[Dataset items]
◆ ◆ ◆ ◆ ◆
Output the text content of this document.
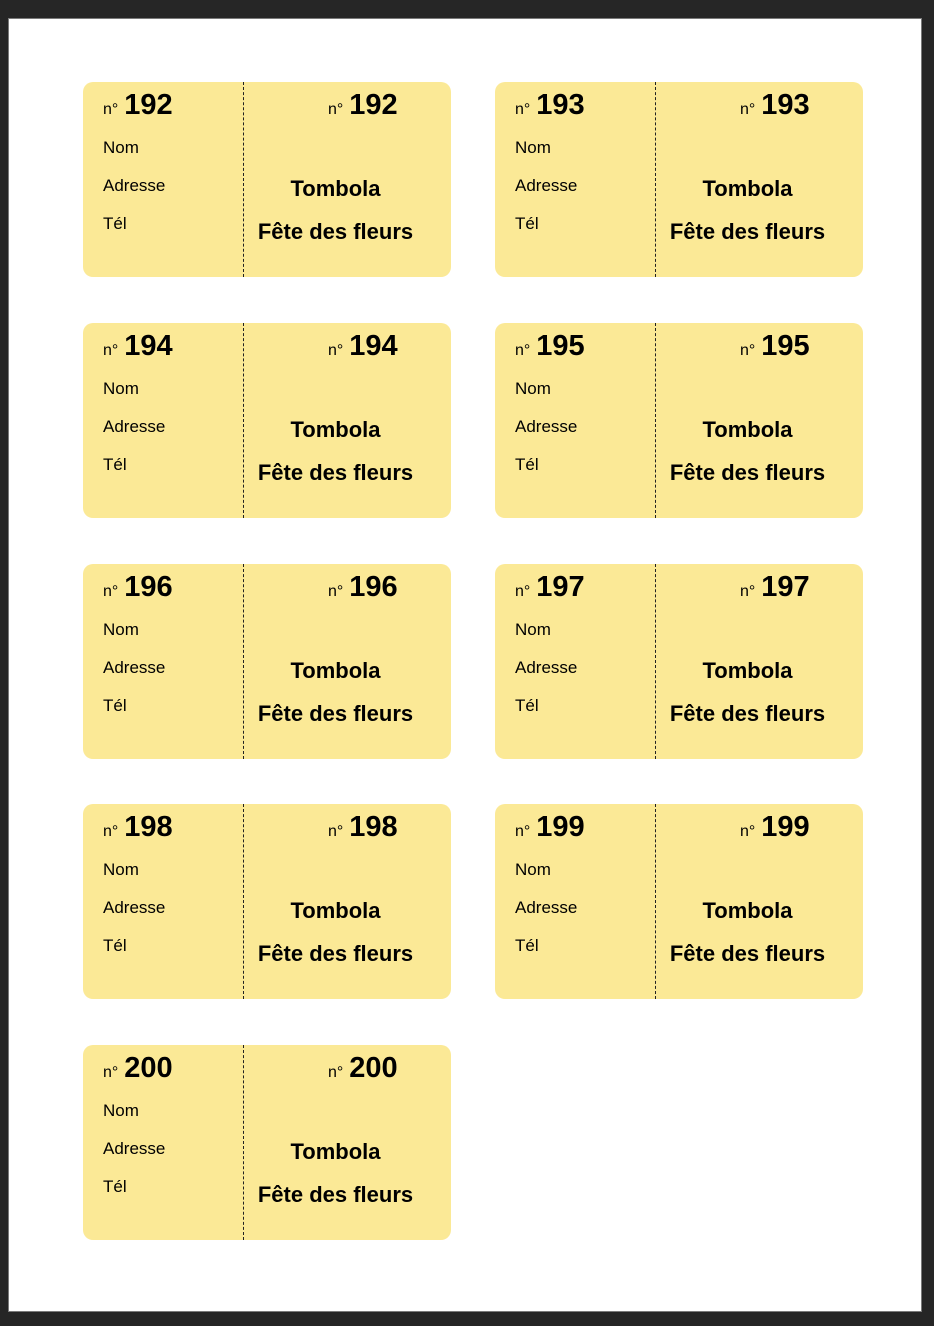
n° 192
Nom
Adresse
Tél
n° 192
Tombola
Fête des fleurs
n° 193
Nom
Adresse
Tél
n° 193
Tombola
Fête des fleurs
n° 194
Nom
Adresse
Tél
n° 194
Tombola
Fête des fleurs
n° 195
Nom
Adresse
Tél
n° 195
Tombola
Fête des fleurs
n° 196
Nom
Adresse
Tél
n° 196
Tombola
Fête des fleurs
n° 197
Nom
Adresse
Tél
n° 197
Tombola
Fête des fleurs
n° 198
Nom
Adresse
Tél
n° 198
Tombola
Fête des fleurs
n° 199
Nom
Adresse
Tél
n° 199
Tombola
Fête des fleurs
n° 200
Nom
Adresse
Tél
n° 200
Tombola
Fête des fleurs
◆ ◆ ◆ ◆ ◆
#### [Task objective]
Output the entries above exactly. Drop the pictures.

#### [Solution to the exercise]
Output the text content of this document.
n° 192
Nom
Adresse
Tél
n° 192
Tombola
Fête des fleurs
n° 193
Nom
Adresse
Tél
n° 193
Tombola
Fête des fleurs
n° 194
Nom
Adresse
Tél
n° 194
Tombola
Fête des fleurs
n° 195
Nom
Adresse
Tél
n° 195
Tombola
Fête des fleurs
n° 196
Nom
Adresse
Tél
n° 196
Tombola
Fête des fleurs
n° 197
Nom
Adresse
Tél
n° 197
Tombola
Fête des fleurs
n° 198
Nom
Adresse
Tél
n° 198
Tombola
Fête des fleurs
n° 199
Nom
Adresse
Tél
n° 199
Tombola
Fête des fleurs
n° 200
Nom
Adresse
Tél
n° 200
Tombola
Fête des fleurs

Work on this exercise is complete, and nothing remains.